__Instruction__
Report every line from the material that contains the word "Limit".

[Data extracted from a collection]

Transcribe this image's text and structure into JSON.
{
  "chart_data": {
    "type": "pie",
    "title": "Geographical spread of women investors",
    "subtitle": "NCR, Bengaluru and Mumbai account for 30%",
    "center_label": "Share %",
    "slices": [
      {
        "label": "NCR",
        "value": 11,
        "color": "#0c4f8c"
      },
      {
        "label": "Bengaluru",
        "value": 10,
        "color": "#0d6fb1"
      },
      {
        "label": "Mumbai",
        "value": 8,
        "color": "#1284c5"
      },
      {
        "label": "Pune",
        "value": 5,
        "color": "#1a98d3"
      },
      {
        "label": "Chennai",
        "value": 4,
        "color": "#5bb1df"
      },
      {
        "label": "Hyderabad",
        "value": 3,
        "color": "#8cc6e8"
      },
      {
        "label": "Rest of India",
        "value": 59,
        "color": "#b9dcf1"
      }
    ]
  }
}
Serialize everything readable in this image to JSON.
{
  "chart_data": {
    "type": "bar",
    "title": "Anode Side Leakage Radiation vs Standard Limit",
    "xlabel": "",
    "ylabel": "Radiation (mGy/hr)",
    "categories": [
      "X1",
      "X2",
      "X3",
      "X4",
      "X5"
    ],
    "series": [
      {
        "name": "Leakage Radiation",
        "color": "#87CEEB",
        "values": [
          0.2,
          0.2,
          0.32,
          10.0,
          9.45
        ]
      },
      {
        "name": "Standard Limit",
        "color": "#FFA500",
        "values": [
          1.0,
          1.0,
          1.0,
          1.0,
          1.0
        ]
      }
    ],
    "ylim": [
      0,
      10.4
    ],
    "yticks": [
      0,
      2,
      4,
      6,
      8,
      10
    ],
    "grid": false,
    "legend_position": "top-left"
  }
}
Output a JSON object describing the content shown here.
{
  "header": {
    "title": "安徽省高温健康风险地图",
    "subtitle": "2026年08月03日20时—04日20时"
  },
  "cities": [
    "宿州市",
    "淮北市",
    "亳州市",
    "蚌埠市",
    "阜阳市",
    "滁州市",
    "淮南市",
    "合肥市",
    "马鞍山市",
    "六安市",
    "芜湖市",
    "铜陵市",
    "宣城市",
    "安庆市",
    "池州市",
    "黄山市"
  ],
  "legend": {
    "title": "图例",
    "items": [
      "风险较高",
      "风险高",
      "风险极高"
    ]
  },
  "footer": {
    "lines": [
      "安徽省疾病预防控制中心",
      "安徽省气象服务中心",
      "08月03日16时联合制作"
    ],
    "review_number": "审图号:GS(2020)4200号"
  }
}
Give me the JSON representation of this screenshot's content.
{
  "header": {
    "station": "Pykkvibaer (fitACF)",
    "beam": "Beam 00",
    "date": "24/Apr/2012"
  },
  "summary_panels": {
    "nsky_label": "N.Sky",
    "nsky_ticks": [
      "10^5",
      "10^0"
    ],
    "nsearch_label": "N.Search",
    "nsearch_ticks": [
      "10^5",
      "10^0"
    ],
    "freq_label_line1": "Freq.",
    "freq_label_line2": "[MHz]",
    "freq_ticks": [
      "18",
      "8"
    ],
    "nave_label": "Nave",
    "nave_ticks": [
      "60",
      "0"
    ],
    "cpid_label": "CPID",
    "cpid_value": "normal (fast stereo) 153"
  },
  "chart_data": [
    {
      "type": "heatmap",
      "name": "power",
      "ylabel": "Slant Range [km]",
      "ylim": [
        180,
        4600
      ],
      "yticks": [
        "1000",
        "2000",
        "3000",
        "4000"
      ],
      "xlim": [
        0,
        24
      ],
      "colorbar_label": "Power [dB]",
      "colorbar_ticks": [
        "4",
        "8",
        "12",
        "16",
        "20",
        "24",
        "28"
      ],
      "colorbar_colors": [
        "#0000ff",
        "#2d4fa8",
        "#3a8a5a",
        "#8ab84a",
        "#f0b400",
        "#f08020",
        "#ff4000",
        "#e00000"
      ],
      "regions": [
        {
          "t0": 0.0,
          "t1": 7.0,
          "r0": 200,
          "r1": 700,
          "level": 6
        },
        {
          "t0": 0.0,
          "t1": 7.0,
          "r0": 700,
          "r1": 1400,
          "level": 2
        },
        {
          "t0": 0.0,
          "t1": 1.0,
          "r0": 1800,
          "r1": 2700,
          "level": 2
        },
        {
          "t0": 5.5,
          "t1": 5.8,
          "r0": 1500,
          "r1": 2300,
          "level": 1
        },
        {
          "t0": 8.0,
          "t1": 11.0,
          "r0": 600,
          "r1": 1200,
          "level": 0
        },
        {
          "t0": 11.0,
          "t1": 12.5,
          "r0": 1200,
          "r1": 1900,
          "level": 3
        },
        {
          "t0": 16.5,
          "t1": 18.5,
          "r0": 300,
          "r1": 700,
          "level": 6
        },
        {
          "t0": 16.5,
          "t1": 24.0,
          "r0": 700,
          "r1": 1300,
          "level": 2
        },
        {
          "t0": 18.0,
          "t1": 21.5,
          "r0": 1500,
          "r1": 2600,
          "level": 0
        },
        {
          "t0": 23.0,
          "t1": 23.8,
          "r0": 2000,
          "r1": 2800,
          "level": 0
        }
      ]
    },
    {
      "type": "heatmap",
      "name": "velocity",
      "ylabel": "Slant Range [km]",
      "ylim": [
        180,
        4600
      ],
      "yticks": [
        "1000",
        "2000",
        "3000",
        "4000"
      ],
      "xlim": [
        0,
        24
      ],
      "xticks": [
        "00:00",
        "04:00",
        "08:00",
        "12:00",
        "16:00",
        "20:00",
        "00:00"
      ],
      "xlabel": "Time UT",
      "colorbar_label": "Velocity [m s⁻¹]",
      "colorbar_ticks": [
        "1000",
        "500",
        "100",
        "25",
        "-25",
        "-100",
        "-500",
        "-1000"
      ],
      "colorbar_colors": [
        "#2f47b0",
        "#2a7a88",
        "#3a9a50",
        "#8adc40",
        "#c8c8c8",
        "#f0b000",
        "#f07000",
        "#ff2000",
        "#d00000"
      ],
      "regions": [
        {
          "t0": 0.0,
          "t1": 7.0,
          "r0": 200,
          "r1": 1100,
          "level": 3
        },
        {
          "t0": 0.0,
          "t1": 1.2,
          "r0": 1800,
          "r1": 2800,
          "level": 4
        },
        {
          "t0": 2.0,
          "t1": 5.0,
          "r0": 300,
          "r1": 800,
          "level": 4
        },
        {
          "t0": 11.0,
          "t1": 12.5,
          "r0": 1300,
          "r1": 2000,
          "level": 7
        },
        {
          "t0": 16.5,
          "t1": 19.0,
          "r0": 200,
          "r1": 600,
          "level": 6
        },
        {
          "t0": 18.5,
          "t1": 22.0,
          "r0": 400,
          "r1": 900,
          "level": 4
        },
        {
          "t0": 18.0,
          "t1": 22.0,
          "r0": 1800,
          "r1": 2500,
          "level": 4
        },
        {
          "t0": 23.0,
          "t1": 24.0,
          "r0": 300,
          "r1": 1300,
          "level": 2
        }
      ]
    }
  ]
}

__Written solution__
    "title": "Anode Side Leakage Radiation vs Standard Limit",
        "name": "Standard Limit",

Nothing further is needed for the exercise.